● WHAT TO PRODUCE:
Extend the forum thread about NAF Magic and Horse First Relax Me past its final post.

# Any experience of NAF Magic or Horse First Relax Me?



## icestationzebra (20 November 2010)

Any good?


----------



## angelish (20 November 2010)

hi
ain't used the relax me but my friend has tried oxishot and naff magic syringes ,the oxishot made no difference but the magic def took the edge off 

i have heard other people find the oxyshot works better though so i think it depends on the horse and think its well worth trying a few to see what works best for your horse


----------



## only_me (20 November 2010)

apparantly the relax me is excellent; I have used easy tea in the past and had really good results.


----------



## spacefaer (20 November 2010)

I find Magic is good on a daily basis for spooky, slightly sharp or nervy horses but not strong enough for competitions or more stressful situations

HorseFirst RelaxMe is great - makes them very relaxed at home, and much more accepting of strange/stressful times - I like that you can increase the dosage when necessary

I also like Nupafeed - the ultimate calmer - I managed to overdose one horse so he stood still and refused to go anywhere (on a hack, got as far as the yard gate lol!)

I used Oxyshot on the same horse - worked very well in terms of rideability - not very quiet, just accepting and light in the hand - only trouble was, it wore off halfway through the show class and I suddenly had a very awake working hunter, just before the judge was due to ride him...... not a good plan!! I think it would be great for eventers or dressage riders, where you have an exact time to work to


----------



## fandout (20 November 2010)

Used relaxme on my horse and found like earlier post excellent especially before dressage at keeping settled and calm


----------



## Dizzle (20 November 2010)

Not a fan of magic, no effect on my horse and my friend's horse came out in a massive rash when he was on it.

Relax me is good, wasn't the best on my horse but a good product.

I use EquiFirst Cool, Calm and Collected, it's fabulous, they're a really helpful company and will advise if they you think the  product needs adapting and send you additive samples to try, possibly the best horse company I've ever dealt with (and best product!)


----------



## serenbach (23 November 2010)

My boy is on Relax me - not 100% sure it's working, as he can still have episodes of silliness (even just hacking), am beginning to wonder if it's making him a bit worse than before he was on it    Maybe I'll go back to the loading dose for a few days, as it did seem to work well at the start.


----------



## superpony (23 November 2010)

Had my horse on NAF Magic and he was like a donkey! Changed to Relax Me recently as its cheaper (i'm a poor student!) and i'd heard good things about it. However after he tried to buck me off last week and was generally more tense i changed back to Magic and the donkey is back!

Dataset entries

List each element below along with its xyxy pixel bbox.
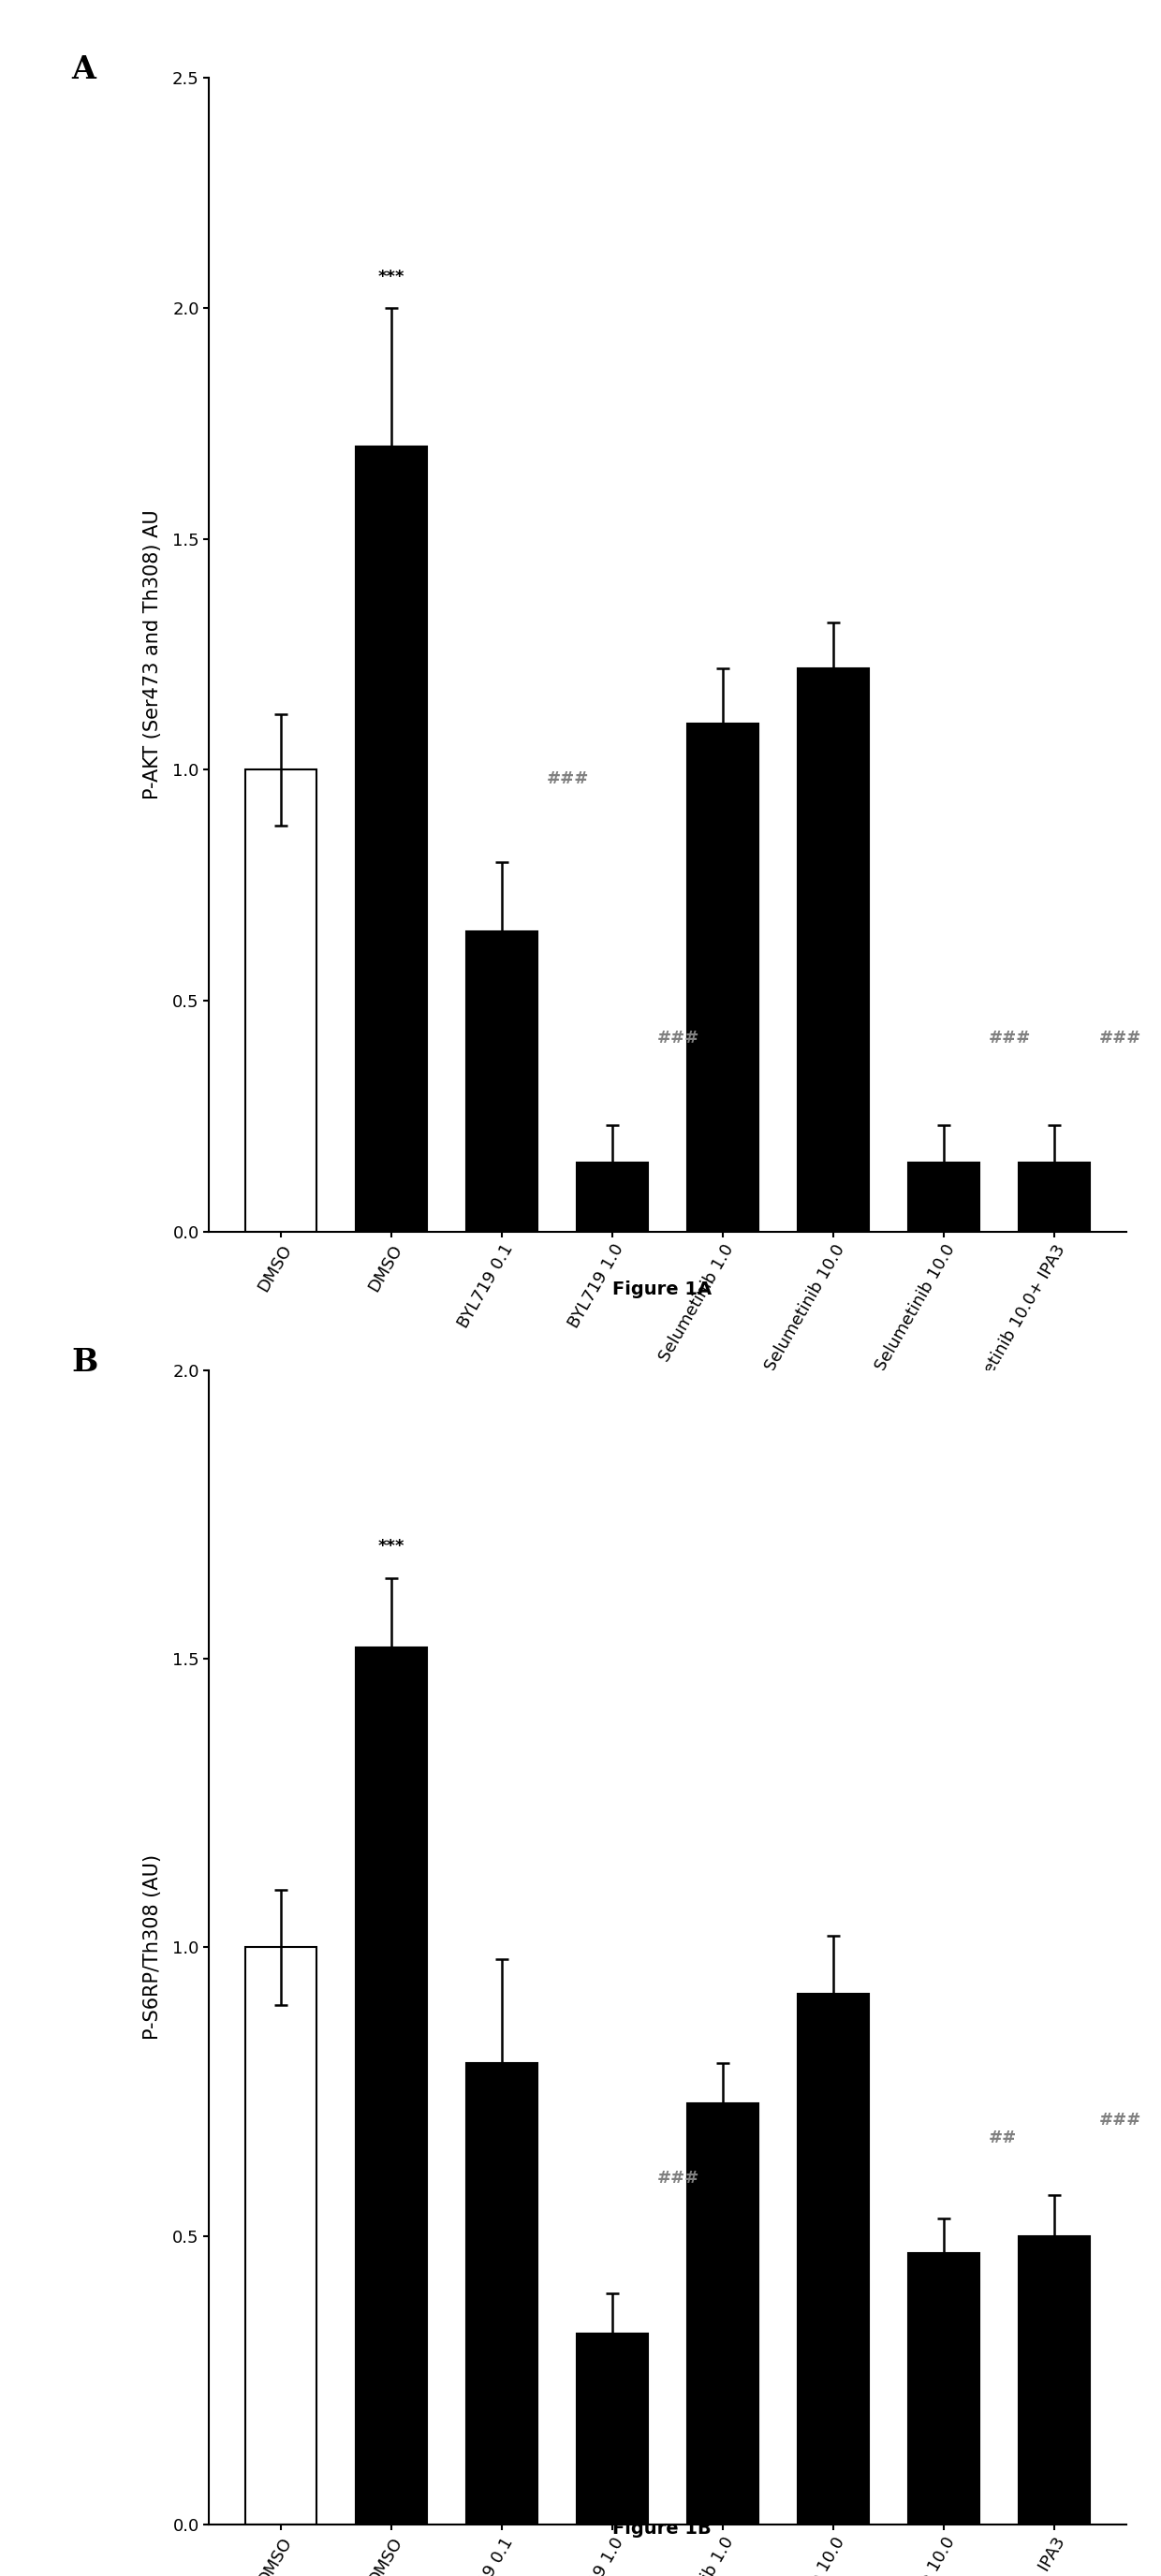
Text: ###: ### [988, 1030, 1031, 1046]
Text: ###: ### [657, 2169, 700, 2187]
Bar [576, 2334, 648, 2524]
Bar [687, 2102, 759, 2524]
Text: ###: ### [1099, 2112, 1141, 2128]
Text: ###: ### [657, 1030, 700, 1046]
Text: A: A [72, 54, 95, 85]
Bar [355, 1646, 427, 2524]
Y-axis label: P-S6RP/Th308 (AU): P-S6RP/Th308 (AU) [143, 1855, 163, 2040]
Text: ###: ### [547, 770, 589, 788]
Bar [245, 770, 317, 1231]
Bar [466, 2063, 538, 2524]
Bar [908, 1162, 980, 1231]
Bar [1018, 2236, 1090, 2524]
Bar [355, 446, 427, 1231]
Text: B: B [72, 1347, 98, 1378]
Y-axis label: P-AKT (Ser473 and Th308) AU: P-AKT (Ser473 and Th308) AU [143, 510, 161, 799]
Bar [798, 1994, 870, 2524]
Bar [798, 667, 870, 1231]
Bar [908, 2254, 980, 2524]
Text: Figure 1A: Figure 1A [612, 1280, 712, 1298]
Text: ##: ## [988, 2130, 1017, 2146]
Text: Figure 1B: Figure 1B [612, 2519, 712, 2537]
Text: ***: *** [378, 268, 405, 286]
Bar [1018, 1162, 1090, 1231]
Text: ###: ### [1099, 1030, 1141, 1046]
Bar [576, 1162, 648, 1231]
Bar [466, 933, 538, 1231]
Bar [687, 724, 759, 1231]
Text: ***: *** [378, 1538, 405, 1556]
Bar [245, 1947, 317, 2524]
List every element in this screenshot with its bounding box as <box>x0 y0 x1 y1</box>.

--

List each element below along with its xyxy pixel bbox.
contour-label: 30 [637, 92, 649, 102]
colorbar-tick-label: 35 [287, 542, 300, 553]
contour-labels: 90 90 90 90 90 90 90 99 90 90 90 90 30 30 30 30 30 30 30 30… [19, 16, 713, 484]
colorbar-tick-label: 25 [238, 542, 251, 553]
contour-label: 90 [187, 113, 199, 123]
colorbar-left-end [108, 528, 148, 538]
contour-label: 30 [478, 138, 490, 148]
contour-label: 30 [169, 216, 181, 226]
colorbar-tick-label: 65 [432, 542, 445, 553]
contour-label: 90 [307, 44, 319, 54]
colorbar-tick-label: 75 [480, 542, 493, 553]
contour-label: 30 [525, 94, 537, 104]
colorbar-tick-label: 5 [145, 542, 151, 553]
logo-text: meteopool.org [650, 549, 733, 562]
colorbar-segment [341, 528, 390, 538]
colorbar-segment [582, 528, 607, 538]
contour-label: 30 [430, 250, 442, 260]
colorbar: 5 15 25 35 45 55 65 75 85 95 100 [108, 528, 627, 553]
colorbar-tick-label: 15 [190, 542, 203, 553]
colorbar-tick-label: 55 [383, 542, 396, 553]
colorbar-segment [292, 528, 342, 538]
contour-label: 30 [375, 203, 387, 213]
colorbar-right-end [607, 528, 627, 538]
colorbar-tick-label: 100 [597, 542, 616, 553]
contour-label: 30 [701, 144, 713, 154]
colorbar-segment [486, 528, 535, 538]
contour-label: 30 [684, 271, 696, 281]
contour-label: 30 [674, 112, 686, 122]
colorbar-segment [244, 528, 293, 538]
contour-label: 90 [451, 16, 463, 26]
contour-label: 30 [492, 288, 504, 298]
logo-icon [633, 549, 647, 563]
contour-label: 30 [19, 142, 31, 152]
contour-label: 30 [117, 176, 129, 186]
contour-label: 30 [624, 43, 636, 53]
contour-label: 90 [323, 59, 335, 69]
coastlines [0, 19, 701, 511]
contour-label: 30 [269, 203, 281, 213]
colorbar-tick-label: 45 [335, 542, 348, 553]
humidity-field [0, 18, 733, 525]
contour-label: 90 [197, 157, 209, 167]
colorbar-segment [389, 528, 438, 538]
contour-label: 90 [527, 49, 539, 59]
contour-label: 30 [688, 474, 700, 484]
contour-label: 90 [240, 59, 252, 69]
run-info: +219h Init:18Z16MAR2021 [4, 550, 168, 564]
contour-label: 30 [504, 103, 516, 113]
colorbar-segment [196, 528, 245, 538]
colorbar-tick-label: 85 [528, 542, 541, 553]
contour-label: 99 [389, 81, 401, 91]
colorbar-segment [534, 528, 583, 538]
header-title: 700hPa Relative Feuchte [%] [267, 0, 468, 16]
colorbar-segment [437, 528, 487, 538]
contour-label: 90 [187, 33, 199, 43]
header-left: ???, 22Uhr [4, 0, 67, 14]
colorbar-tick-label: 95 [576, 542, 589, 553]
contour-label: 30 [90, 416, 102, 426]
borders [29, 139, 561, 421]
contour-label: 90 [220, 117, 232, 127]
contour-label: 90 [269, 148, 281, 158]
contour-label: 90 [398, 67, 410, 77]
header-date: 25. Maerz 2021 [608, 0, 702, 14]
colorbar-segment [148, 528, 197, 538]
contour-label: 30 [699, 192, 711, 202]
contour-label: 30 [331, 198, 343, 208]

● RESPONSE:
----------



## Law (23 November 2010)

I used NAF Magic and found it really good for my sharp spooky boy in the arena- he was unbearable. It worked a little too well and then the next tub i bought seemed less effective so i tried him on TopSpec calmer which was also pretty good.


----------



## Nat_in_Kent (23 November 2010)

its funny how some people swear by one, then another person will say it had no effect at all! makes it tres confusing lol....

ive heard great things about both the calm and collected feed and also Relax me.... Relax me cannot be used in competitions which only leads me to the conclusion that it must be pretty effective then!


----------



## measles (23 November 2010)

We tried Relax Me on a jumping pony we had and it made no difference at all.


----------



## Weezy (23 November 2010)

Nat_in_Kent said:



			Relax me cannot be used in competitions which only leads me to the conclusion that it must be pretty effective then!
		
Click to expand...

Where did you get this info from?  You are 100% wrong - it CAN be used in competitions, and is used by some of the leading SJers in the world!  There are absolutely NO prohibited substances in it.

I use it, and I find it fantastic


----------



## Nat_in_Kent (23 November 2010)

oh totally my bad!!! I meant its recommended by the British Team vet , hence why ive confused myself over why it was deemed so good lol 

I knew what I meant even if no one else did


----------



## Tinks81 (23 November 2010)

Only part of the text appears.